_Work to complete_.
Quote all of the data below exactly, please.

++++++

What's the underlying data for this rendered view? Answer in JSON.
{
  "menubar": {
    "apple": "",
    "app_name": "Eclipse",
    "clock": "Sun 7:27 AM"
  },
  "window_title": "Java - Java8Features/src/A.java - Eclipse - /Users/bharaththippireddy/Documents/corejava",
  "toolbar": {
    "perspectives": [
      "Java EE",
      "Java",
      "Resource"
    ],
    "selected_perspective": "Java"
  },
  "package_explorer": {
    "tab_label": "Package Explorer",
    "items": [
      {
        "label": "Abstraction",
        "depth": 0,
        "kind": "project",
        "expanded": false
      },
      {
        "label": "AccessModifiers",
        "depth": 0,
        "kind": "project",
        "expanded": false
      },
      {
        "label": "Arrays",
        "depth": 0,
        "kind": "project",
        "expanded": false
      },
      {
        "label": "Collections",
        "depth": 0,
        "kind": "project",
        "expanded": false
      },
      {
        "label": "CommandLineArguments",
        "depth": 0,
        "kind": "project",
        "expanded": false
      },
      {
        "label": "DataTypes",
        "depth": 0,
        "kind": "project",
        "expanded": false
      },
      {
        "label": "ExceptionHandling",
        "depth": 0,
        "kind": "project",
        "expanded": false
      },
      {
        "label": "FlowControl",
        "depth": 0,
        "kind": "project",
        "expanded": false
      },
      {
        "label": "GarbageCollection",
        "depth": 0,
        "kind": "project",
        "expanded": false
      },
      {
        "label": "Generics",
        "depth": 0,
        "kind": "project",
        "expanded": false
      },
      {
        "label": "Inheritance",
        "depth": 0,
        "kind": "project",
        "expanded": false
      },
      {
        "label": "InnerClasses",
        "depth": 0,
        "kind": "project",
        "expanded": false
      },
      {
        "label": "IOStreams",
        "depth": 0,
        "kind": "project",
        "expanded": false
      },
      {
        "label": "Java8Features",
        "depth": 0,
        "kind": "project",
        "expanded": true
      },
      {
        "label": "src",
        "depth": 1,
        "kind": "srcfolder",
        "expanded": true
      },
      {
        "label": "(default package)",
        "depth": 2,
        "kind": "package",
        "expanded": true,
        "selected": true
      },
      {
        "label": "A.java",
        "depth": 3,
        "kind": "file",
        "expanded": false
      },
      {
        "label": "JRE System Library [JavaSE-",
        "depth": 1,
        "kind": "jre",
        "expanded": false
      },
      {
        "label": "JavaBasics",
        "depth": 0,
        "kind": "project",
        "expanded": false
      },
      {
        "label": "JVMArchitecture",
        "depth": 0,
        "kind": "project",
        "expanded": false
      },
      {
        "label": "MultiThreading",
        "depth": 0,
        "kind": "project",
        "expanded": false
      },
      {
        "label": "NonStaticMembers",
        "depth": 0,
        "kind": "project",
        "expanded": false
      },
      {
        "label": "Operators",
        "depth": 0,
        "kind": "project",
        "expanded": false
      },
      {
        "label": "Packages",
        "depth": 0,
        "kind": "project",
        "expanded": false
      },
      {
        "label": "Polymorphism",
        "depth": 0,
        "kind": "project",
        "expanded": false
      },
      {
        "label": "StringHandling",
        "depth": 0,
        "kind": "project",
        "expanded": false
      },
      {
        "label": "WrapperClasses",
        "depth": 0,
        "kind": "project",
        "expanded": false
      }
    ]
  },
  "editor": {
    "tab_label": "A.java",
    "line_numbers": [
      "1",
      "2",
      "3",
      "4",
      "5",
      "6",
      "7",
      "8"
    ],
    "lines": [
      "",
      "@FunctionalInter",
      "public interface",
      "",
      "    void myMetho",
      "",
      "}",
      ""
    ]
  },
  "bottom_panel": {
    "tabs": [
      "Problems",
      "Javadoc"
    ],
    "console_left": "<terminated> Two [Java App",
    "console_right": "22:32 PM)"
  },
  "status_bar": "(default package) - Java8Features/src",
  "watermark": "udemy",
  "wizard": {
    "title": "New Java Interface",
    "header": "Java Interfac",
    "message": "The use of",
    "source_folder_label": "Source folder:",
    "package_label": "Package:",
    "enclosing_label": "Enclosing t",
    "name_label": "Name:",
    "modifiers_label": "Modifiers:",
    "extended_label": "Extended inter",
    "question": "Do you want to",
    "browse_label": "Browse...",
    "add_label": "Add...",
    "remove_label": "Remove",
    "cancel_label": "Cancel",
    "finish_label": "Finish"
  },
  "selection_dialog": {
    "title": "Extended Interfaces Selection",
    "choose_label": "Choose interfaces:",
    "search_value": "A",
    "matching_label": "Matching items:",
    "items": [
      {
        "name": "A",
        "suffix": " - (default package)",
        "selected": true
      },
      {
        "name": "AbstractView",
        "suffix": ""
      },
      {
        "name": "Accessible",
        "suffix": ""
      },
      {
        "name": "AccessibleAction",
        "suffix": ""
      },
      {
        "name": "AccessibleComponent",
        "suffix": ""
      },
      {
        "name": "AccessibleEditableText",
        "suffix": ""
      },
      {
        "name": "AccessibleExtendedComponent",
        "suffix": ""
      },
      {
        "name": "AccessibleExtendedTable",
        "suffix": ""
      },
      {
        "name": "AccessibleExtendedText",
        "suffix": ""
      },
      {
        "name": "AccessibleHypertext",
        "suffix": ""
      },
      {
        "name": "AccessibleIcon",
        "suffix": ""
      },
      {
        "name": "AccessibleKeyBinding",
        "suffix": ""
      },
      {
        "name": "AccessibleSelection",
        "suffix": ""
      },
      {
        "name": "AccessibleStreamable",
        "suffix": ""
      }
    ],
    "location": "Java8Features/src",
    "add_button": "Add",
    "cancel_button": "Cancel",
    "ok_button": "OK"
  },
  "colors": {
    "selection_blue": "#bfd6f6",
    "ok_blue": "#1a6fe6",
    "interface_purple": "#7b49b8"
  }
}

++++++

_Reply to the task_.
What's the underlying data for this rendered view? Answer in JSON.
{
  "menubar": {
    "apple": "",
    "app_name": "Eclipse",
    "clock": "Sun 7:27 AM"
  },
  "window_title": "Java - Java8Features/src/A.java - Eclipse - /Users/bharaththippireddy/Documents/corejava",
  "toolbar": {
    "perspectives": [
      "Java EE",
      "Java",
      "Resource"
    ],
    "selected_perspective": "Java"
  },
  "package_explorer": {
    "tab_label": "Package Explorer",
    "items": [
      {
        "label": "Abstraction",
        "depth": 0,
        "kind": "project",
        "expanded": false
      },
      {
        "label": "AccessModifiers",
        "depth": 0,
        "kind": "project",
        "expanded": false
      },
      {
        "label": "Arrays",
        "depth": 0,
        "kind": "project",
        "expanded": false
      },
      {
        "label": "Collections",
        "depth": 0,
        "kind": "project",
        "expanded": false
      },
      {
        "label": "CommandLineArguments",
        "depth": 0,
        "kind": "project",
        "expanded": false
      },
      {
        "label": "DataTypes",
        "depth": 0,
        "kind": "project",
        "expanded": false
      },
      {
        "label": "ExceptionHandling",
        "depth": 0,
        "kind": "project",
        "expanded": false
      },
      {
        "label": "FlowControl",
        "depth": 0,
        "kind": "project",
        "expanded": false
      },
      {
        "label": "GarbageCollection",
        "depth": 0,
        "kind": "project",
        "expanded": false
      },
      {
        "label": "Generics",
        "depth": 0,
        "kind": "project",
        "expanded": false
      },
      {
        "label": "Inheritance",
        "depth": 0,
        "kind": "project",
        "expanded": false
      },
      {
        "label": "InnerClasses",
        "depth": 0,
        "kind": "project",
        "expanded": false
      },
      {
        "label": "IOStreams",
        "depth": 0,
        "kind": "project",
        "expanded": false
      },
      {
        "label": "Java8Features",
        "depth": 0,
        "kind": "project",
        "expanded": true
      },
      {
        "label": "src",
        "depth": 1,
        "kind": "srcfolder",
        "expanded": true
      },
      {
        "label": "(default package)",
        "depth": 2,
        "kind": "package",
        "expanded": true,
        "selected": true
      },
      {
        "label": "A.java",
        "depth": 3,
        "kind": "file",
        "expanded": false
      },
      {
        "label": "JRE System Library [JavaSE-",
        "depth": 1,
        "kind": "jre",
        "expanded": false
      },
      {
        "label": "JavaBasics",
        "depth": 0,
        "kind": "project",
        "expanded": false
      },
      {
        "label": "JVMArchitecture",
        "depth": 0,
        "kind": "project",
        "expanded": false
      },
      {
        "label": "MultiThreading",
        "depth": 0,
        "kind": "project",
        "expanded": false
      },
      {
        "label": "NonStaticMembers",
        "depth": 0,
        "kind": "project",
        "expanded": false
      },
      {
        "label": "Operators",
        "depth": 0,
        "kind": "project",
        "expanded": false
      },
      {
        "label": "Packages",
        "depth": 0,
        "kind": "project",
        "expanded": false
      },
      {
        "label": "Polymorphism",
        "depth": 0,
        "kind": "project",
        "expanded": false
      },
      {
        "label": "StringHandling",
        "depth": 0,
        "kind": "project",
        "expanded": false
      },
      {
        "label": "WrapperClasses",
        "depth": 0,
        "kind": "project",
        "expanded": false
      }
    ]
  },
  "editor": {
    "tab_label": "A.java",
    "line_numbers": [
      "1",
      "2",
      "3",
      "4",
      "5",
      "6",
      "7",
      "8"
    ],
    "lines": [
      "",
      "@FunctionalInter",
      "public interface",
      "",
      "    void myMetho",
      "",
      "}",
      ""
    ]
  },
  "bottom_panel": {
    "tabs": [
      "Problems",
      "Javadoc"
    ],
    "console_left": "<terminated> Two [Java App",
    "console_right": "22:32 PM)"
  },
  "status_bar": "(default package) - Java8Features/src",
  "watermark": "udemy",
  "wizard": {
    "title": "New Java Interface",
    "header": "Java Interfac",
    "message": "The use of",
    "source_folder_label": "Source folder:",
    "package_label": "Package:",
    "enclosing_label": "Enclosing t",
    "name_label": "Name:",
    "modifiers_label": "Modifiers:",
    "extended_label": "Extended inter",
    "question": "Do you want to",
    "browse_label": "Browse...",
    "add_label": "Add...",
    "remove_label": "Remove",
    "cancel_label": "Cancel",
    "finish_label": "Finish"
  },
  "selection_dialog": {
    "title": "Extended Interfaces Selection",
    "choose_label": "Choose interfaces:",
    "search_value": "A",
    "matching_label": "Matching items:",
    "items": [
      {
        "name": "A",
        "suffix": " - (default package)",
        "selected": true
      },
      {
        "name": "AbstractView",
        "suffix": ""
      },
      {
        "name": "Accessible",
        "suffix": ""
      },
      {
        "name": "AccessibleAction",
        "suffix": ""
      },
      {
        "name": "AccessibleComponent",
        "suffix": ""
      },
      {
        "name": "AccessibleEditableText",
        "suffix": ""
      },
      {
        "name": "AccessibleExtendedComponent",
        "suffix": ""
      },
      {
        "name": "AccessibleExtendedTable",
        "suffix": ""
      },
      {
        "name": "AccessibleExtendedText",
        "suffix": ""
      },
      {
        "name": "AccessibleHypertext",
        "suffix": ""
      },
      {
        "name": "AccessibleIcon",
        "suffix": ""
      },
      {
        "name": "AccessibleKeyBinding",
        "suffix": ""
      },
      {
        "name": "AccessibleSelection",
        "suffix": ""
      },
      {
        "name": "AccessibleStreamable",
        "suffix": ""
      }
    ],
    "location": "Java8Features/src",
    "add_button": "Add",
    "cancel_button": "Cancel",
    "ok_button": "OK"
  },
  "colors": {
    "selection_blue": "#bfd6f6",
    "ok_blue": "#1a6fe6",
    "interface_purple": "#7b49b8"
  }
}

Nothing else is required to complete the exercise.